STATED TASK
State the number of lines that contain the word "Tahun", and add nothing else.

LISTING
■ ■ ■ ■ ■ ■ ■
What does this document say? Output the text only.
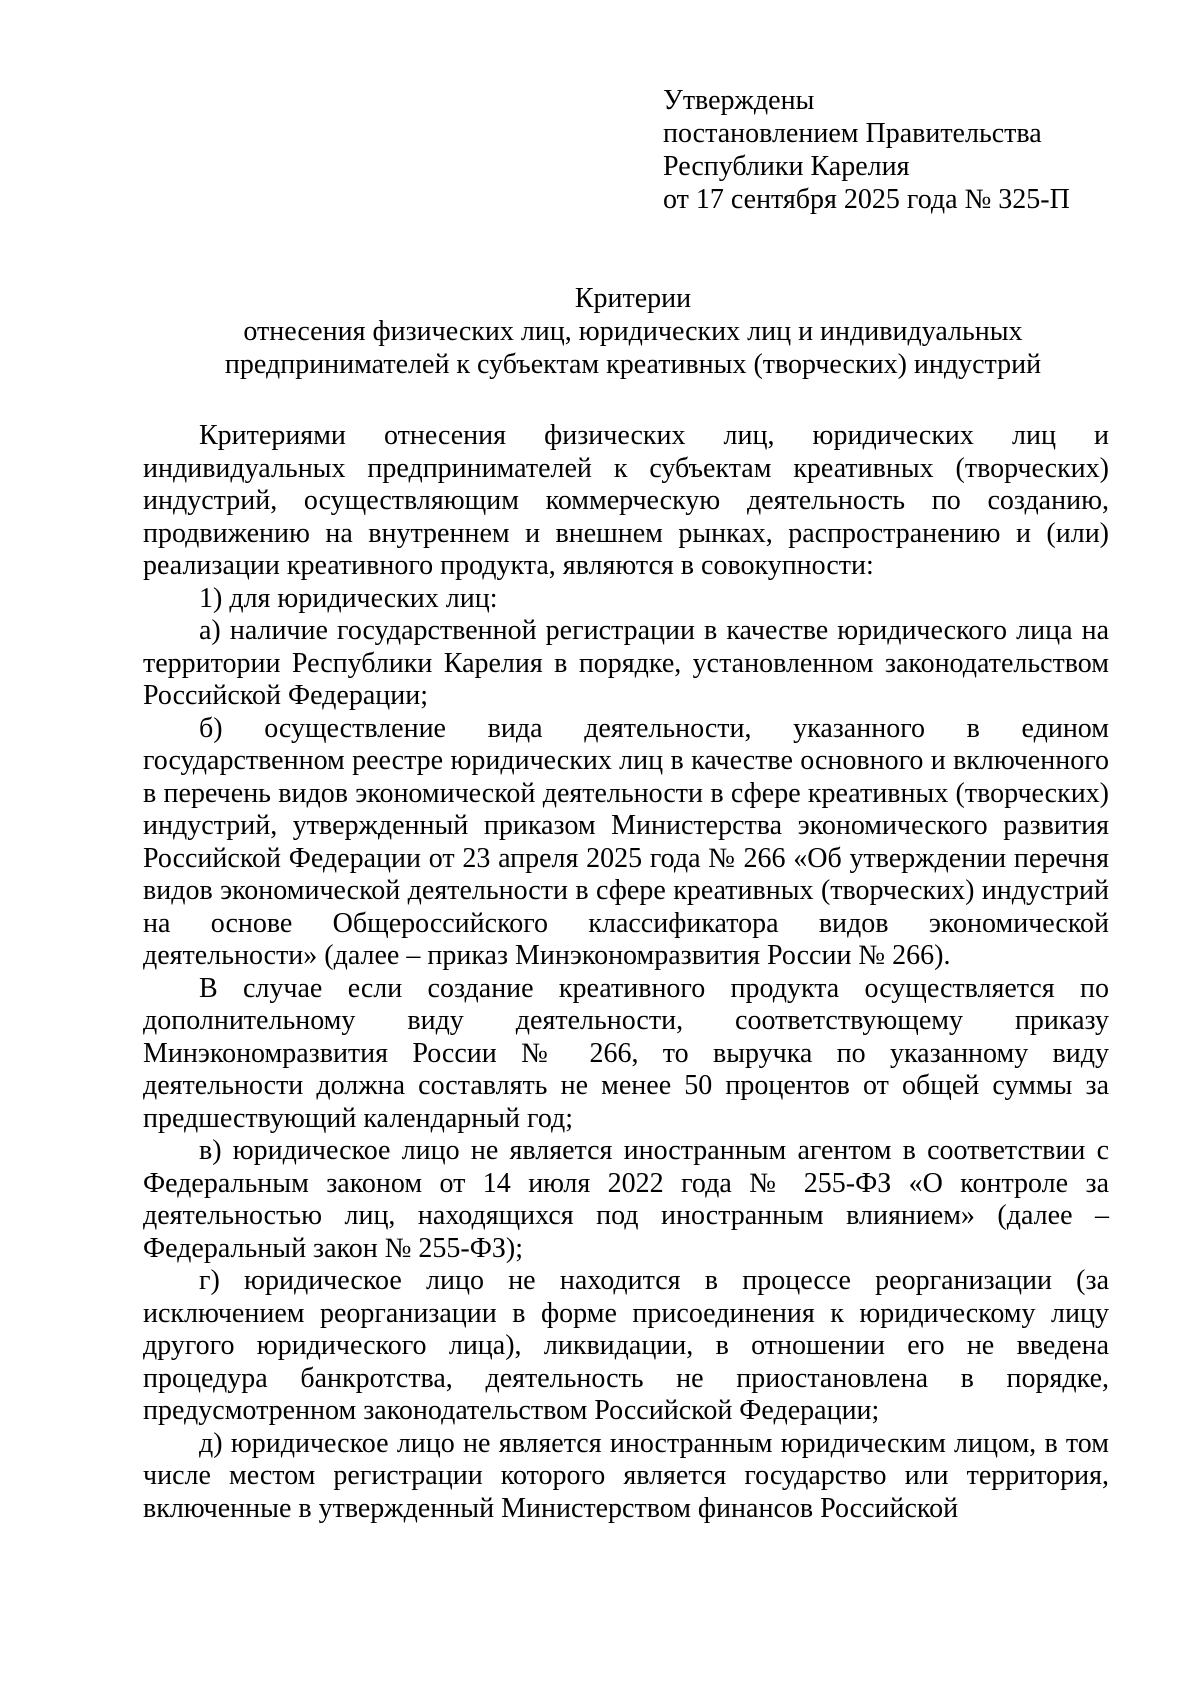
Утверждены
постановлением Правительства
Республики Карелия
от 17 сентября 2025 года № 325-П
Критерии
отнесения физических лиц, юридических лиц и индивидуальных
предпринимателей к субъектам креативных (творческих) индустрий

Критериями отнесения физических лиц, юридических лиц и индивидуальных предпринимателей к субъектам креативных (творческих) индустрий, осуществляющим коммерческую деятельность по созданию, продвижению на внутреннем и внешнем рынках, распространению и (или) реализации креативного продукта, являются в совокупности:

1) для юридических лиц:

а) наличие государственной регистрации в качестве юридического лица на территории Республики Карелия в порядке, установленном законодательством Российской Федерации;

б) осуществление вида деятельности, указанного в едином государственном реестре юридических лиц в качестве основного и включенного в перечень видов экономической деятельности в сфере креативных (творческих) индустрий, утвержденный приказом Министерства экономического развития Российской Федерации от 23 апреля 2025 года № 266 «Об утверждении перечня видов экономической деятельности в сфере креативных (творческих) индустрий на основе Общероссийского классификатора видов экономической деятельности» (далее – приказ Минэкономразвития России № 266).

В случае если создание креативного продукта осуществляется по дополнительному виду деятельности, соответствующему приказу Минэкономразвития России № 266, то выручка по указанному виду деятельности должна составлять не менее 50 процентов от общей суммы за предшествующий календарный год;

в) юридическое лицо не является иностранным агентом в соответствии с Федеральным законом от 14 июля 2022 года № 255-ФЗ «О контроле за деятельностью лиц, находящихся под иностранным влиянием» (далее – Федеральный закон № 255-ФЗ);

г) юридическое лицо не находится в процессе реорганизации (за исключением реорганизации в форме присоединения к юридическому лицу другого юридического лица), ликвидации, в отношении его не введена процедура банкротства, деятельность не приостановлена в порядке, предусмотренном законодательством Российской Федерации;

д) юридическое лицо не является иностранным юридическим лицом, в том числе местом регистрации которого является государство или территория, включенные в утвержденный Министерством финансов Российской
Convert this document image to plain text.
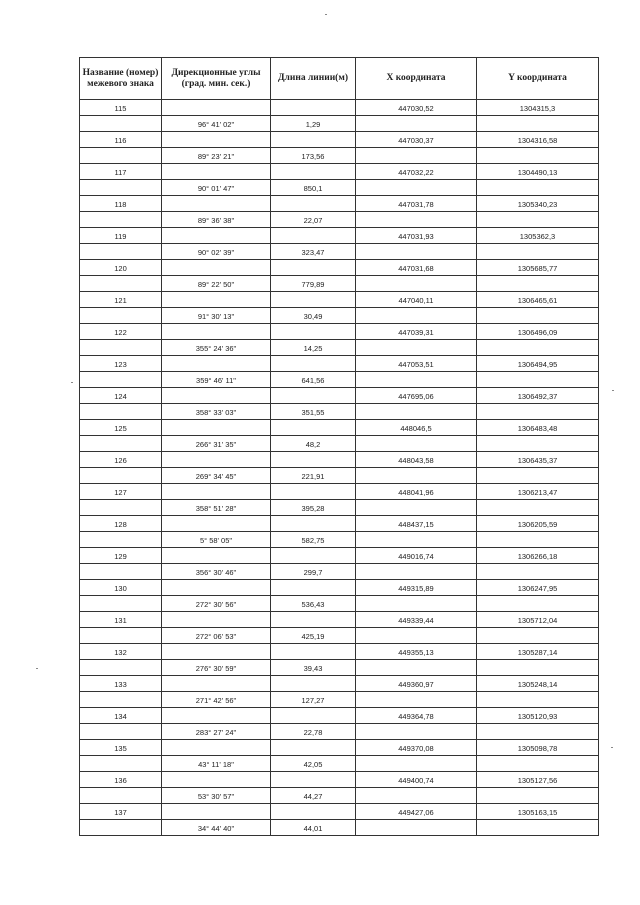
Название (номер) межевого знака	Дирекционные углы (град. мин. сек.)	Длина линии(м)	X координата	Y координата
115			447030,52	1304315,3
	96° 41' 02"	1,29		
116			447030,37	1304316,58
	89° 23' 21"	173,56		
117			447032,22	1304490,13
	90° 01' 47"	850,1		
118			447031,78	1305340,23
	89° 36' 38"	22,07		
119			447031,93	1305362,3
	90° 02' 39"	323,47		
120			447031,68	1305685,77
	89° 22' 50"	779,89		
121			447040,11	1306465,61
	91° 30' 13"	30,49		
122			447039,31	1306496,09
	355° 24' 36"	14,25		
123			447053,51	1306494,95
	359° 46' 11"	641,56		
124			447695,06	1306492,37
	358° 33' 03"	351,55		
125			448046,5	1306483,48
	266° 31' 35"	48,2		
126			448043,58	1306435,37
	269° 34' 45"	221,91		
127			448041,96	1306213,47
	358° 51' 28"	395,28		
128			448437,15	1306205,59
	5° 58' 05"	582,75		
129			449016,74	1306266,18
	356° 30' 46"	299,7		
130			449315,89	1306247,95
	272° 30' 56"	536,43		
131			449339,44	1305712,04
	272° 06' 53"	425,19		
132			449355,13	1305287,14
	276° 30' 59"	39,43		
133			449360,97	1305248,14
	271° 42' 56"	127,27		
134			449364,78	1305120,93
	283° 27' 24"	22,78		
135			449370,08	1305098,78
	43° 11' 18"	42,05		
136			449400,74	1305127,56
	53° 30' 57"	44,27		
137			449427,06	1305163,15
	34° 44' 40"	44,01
■ ■ ■ ■ ■ ■ ■
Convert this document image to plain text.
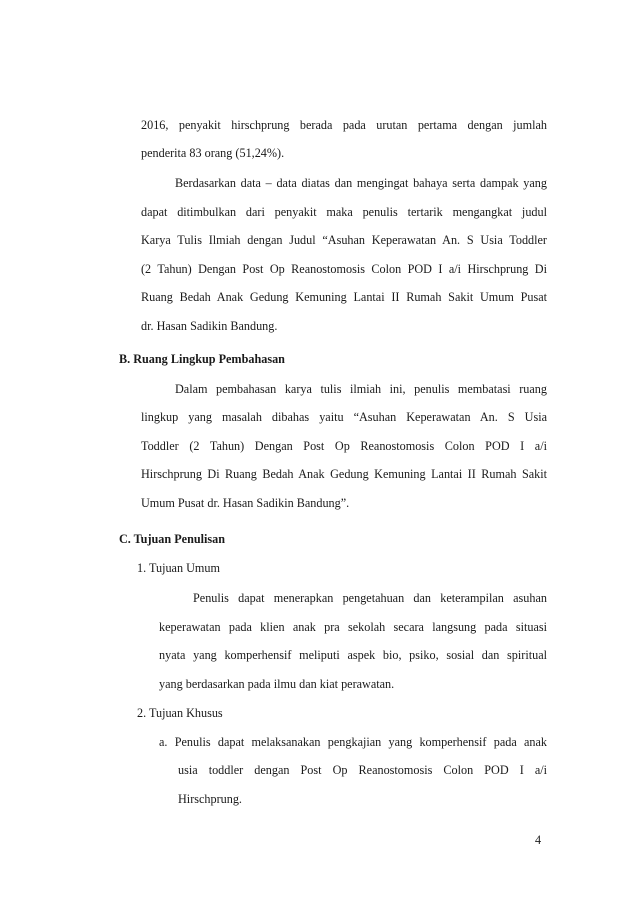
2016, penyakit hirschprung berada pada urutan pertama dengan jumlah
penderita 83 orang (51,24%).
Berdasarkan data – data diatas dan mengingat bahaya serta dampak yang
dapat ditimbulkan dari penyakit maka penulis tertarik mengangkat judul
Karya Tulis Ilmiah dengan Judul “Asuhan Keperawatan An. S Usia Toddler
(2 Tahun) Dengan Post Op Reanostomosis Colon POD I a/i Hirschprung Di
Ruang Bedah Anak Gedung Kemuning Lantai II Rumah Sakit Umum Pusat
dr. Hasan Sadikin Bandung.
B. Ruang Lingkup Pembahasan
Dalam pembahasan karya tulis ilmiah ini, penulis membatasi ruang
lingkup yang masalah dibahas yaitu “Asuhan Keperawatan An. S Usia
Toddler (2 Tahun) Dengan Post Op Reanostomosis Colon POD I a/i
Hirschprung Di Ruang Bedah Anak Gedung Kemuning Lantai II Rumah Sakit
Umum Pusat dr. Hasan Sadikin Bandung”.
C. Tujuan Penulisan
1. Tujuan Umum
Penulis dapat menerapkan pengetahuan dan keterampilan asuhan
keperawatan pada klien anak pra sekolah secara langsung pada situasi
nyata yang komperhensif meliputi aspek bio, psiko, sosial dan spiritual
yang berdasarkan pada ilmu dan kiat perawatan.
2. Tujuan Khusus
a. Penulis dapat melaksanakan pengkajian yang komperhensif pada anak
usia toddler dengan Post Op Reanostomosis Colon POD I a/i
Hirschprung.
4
■ ■ ■ ■ ■ ■ ■
FULL OUTPUT
2